# Start of Data entries

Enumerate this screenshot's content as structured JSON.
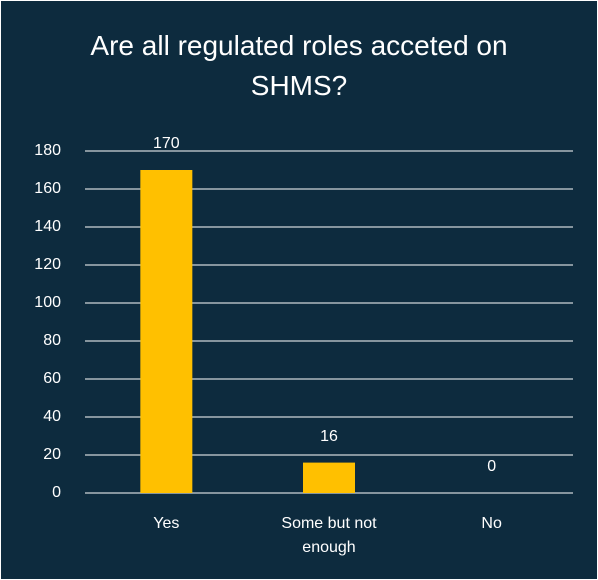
{
  "chart_data": {
    "type": "bar",
    "title": "Are all regulated roles acceted on SHMS?",
    "categories": [
      "Yes",
      "Some but not enough",
      "No"
    ],
    "values": [
      170,
      16,
      0
    ],
    "color": "#ffc000",
    "ylim": [
      0,
      180
    ],
    "yticks": [
      0,
      20,
      40,
      60,
      80,
      100,
      120,
      140,
      160,
      180
    ],
    "grid": true,
    "data_labels": true
  }
}
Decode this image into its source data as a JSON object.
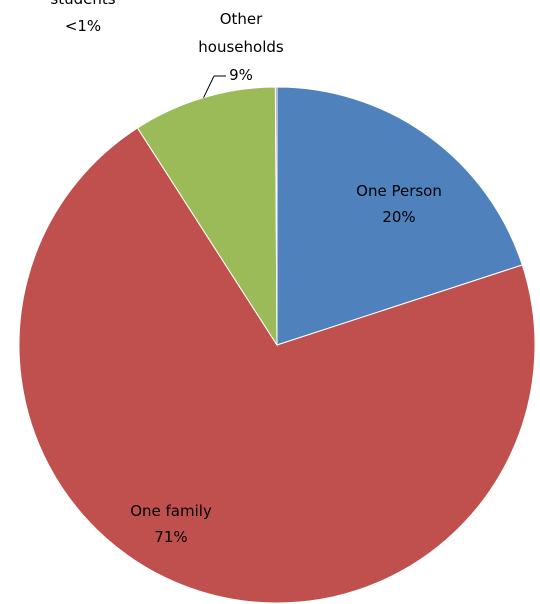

# End of Data entries

The task » Pictures appear in the records above. Output everything except them, exactly.

Answer in full »
Enumerate this screenshot's content as structured JSON.
{
  "chart_data": {
    "type": "bar",
    "title": "Are all regulated roles acceted on SHMS?",
    "categories": [
      "Yes",
      "Some but not enough",
      "No"
    ],
    "values": [
      170,
      16,
      0
    ],
    "color": "#ffc000",
    "ylim": [
      0,
      180
    ],
    "yticks": [
      0,
      20,
      40,
      60,
      80,
      100,
      120,
      140,
      160,
      180
    ],
    "grid": true,
    "data_labels": true
  }
}
Decode this image into its source data as a JSON object.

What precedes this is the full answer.